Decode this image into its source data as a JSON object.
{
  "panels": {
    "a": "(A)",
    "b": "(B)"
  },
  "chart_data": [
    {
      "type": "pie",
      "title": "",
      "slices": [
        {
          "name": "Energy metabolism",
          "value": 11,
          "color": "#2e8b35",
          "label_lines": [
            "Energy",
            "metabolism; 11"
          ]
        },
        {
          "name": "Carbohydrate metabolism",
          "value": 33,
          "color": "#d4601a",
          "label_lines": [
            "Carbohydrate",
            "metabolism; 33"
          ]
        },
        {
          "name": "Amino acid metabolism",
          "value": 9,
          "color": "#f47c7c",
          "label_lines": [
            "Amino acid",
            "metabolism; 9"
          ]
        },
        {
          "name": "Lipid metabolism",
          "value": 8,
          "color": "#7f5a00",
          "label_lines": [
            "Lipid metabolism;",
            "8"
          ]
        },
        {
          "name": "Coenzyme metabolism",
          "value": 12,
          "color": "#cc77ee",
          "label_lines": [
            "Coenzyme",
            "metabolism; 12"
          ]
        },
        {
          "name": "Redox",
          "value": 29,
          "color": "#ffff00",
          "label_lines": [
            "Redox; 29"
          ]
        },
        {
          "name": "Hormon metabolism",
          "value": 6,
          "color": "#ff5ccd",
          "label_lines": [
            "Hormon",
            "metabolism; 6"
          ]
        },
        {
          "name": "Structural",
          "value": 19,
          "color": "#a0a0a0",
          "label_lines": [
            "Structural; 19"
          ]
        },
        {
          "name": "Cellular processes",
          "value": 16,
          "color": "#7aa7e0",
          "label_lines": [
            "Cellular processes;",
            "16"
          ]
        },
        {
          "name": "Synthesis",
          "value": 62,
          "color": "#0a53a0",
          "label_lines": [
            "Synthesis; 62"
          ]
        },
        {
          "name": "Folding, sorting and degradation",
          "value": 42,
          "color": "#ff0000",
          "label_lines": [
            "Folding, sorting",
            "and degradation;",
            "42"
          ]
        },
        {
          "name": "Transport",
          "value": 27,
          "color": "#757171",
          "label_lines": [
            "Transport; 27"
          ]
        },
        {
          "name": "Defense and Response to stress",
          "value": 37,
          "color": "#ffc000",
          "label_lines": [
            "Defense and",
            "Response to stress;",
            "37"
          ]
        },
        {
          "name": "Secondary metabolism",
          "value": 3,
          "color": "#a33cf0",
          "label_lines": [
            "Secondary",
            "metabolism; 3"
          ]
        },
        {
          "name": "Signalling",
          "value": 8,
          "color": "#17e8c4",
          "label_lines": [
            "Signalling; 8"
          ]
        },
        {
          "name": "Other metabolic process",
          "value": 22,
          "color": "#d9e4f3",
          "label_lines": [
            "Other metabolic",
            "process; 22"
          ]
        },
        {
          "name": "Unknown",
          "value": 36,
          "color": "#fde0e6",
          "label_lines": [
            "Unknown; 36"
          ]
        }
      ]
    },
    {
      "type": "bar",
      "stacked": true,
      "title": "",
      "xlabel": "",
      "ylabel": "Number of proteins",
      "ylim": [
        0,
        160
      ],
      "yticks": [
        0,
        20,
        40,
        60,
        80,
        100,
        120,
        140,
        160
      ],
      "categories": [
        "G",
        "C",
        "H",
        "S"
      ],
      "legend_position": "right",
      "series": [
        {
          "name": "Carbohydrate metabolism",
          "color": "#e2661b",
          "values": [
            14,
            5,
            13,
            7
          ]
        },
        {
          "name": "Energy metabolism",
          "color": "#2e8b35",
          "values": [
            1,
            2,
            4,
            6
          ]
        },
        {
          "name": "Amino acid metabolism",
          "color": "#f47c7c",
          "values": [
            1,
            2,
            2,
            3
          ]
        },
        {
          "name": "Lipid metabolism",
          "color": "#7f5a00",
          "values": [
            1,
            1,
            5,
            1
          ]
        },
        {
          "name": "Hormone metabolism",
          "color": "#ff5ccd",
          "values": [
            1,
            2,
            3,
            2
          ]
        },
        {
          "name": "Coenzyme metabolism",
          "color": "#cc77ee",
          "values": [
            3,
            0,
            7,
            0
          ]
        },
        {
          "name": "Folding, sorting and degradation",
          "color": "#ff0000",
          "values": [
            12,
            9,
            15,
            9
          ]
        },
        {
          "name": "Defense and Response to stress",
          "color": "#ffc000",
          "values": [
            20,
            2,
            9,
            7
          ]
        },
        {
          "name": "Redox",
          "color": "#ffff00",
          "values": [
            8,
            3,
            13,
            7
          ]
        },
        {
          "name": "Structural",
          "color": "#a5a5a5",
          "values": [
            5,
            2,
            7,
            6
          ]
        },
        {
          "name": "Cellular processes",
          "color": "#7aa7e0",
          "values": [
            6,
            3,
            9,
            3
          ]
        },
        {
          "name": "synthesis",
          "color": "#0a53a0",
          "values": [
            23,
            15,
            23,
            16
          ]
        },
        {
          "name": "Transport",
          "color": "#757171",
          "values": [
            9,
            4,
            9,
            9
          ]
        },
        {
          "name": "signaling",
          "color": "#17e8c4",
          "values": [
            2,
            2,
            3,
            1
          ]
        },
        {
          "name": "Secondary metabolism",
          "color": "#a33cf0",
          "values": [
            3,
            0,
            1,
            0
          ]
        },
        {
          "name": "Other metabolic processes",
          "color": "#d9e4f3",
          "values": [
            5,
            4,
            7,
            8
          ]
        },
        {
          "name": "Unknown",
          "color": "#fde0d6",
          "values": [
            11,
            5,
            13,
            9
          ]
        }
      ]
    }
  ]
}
○ ○ ○
* TASK TO COMPLETE: Word for word, return all of the records.

* YOUR RESPONSE:
Decode this image into its source data as a JSON object.
{
  "panels": {
    "a": "(A)",
    "b": "(B)"
  },
  "chart_data": [
    {
      "type": "pie",
      "title": "",
      "slices": [
        {
          "name": "Energy metabolism",
          "value": 11,
          "color": "#2e8b35",
          "label_lines": [
            "Energy",
            "metabolism; 11"
          ]
        },
        {
          "name": "Carbohydrate metabolism",
          "value": 33,
          "color": "#d4601a",
          "label_lines": [
            "Carbohydrate",
            "metabolism; 33"
          ]
        },
        {
          "name": "Amino acid metabolism",
          "value": 9,
          "color": "#f47c7c",
          "label_lines": [
            "Amino acid",
            "metabolism; 9"
          ]
        },
        {
          "name": "Lipid metabolism",
          "value": 8,
          "color": "#7f5a00",
          "label_lines": [
            "Lipid metabolism;",
            "8"
          ]
        },
        {
          "name": "Coenzyme metabolism",
          "value": 12,
          "color": "#cc77ee",
          "label_lines": [
            "Coenzyme",
            "metabolism; 12"
          ]
        },
        {
          "name": "Redox",
          "value": 29,
          "color": "#ffff00",
          "label_lines": [
            "Redox; 29"
          ]
        },
        {
          "name": "Hormon metabolism",
          "value": 6,
          "color": "#ff5ccd",
          "label_lines": [
            "Hormon",
            "metabolism; 6"
          ]
        },
        {
          "name": "Structural",
          "value": 19,
          "color": "#a0a0a0",
          "label_lines": [
            "Structural; 19"
          ]
        },
        {
          "name": "Cellular processes",
          "value": 16,
          "color": "#7aa7e0",
          "label_lines": [
            "Cellular processes;",
            "16"
          ]
        },
        {
          "name": "Synthesis",
          "value": 62,
          "color": "#0a53a0",
          "label_lines": [
            "Synthesis; 62"
          ]
        },
        {
          "name": "Folding, sorting and degradation",
          "value": 42,
          "color": "#ff0000",
          "label_lines": [
            "Folding, sorting",
            "and degradation;",
            "42"
          ]
        },
        {
          "name": "Transport",
          "value": 27,
          "color": "#757171",
          "label_lines": [
            "Transport; 27"
          ]
        },
        {
          "name": "Defense and Response to stress",
          "value": 37,
          "color": "#ffc000",
          "label_lines": [
            "Defense and",
            "Response to stress;",
            "37"
          ]
        },
        {
          "name": "Secondary metabolism",
          "value": 3,
          "color": "#a33cf0",
          "label_lines": [
            "Secondary",
            "metabolism; 3"
          ]
        },
        {
          "name": "Signalling",
          "value": 8,
          "color": "#17e8c4",
          "label_lines": [
            "Signalling; 8"
          ]
        },
        {
          "name": "Other metabolic process",
          "value": 22,
          "color": "#d9e4f3",
          "label_lines": [
            "Other metabolic",
            "process; 22"
          ]
        },
        {
          "name": "Unknown",
          "value": 36,
          "color": "#fde0e6",
          "label_lines": [
            "Unknown; 36"
          ]
        }
      ]
    },
    {
      "type": "bar",
      "stacked": true,
      "title": "",
      "xlabel": "",
      "ylabel": "Number of proteins",
      "ylim": [
        0,
        160
      ],
      "yticks": [
        0,
        20,
        40,
        60,
        80,
        100,
        120,
        140,
        160
      ],
      "categories": [
        "G",
        "C",
        "H",
        "S"
      ],
      "legend_position": "right",
      "series": [
        {
          "name": "Carbohydrate metabolism",
          "color": "#e2661b",
          "values": [
            14,
            5,
            13,
            7
          ]
        },
        {
          "name": "Energy metabolism",
          "color": "#2e8b35",
          "values": [
            1,
            2,
            4,
            6
          ]
        },
        {
          "name": "Amino acid metabolism",
          "color": "#f47c7c",
          "values": [
            1,
            2,
            2,
            3
          ]
        },
        {
          "name": "Lipid metabolism",
          "color": "#7f5a00",
          "values": [
            1,
            1,
            5,
            1
          ]
        },
        {
          "name": "Hormone metabolism",
          "color": "#ff5ccd",
          "values": [
            1,
            2,
            3,
            2
          ]
        },
        {
          "name": "Coenzyme metabolism",
          "color": "#cc77ee",
          "values": [
            3,
            0,
            7,
            0
          ]
        },
        {
          "name": "Folding, sorting and degradation",
          "color": "#ff0000",
          "values": [
            12,
            9,
            15,
            9
          ]
        },
        {
          "name": "Defense and Response to stress",
          "color": "#ffc000",
          "values": [
            20,
            2,
            9,
            7
          ]
        },
        {
          "name": "Redox",
          "color": "#ffff00",
          "values": [
            8,
            3,
            13,
            7
          ]
        },
        {
          "name": "Structural",
          "color": "#a5a5a5",
          "values": [
            5,
            2,
            7,
            6
          ]
        },
        {
          "name": "Cellular processes",
          "color": "#7aa7e0",
          "values": [
            6,
            3,
            9,
            3
          ]
        },
        {
          "name": "synthesis",
          "color": "#0a53a0",
          "values": [
            23,
            15,
            23,
            16
          ]
        },
        {
          "name": "Transport",
          "color": "#757171",
          "values": [
            9,
            4,
            9,
            9
          ]
        },
        {
          "name": "signaling",
          "color": "#17e8c4",
          "values": [
            2,
            2,
            3,
            1
          ]
        },
        {
          "name": "Secondary metabolism",
          "color": "#a33cf0",
          "values": [
            3,
            0,
            1,
            0
          ]
        },
        {
          "name": "Other metabolic processes",
          "color": "#d9e4f3",
          "values": [
            5,
            4,
            7,
            8
          ]
        },
        {
          "name": "Unknown",
          "color": "#fde0d6",
          "values": [
            11,
            5,
            13,
            9
          ]
        }
      ]
    }
  ]
}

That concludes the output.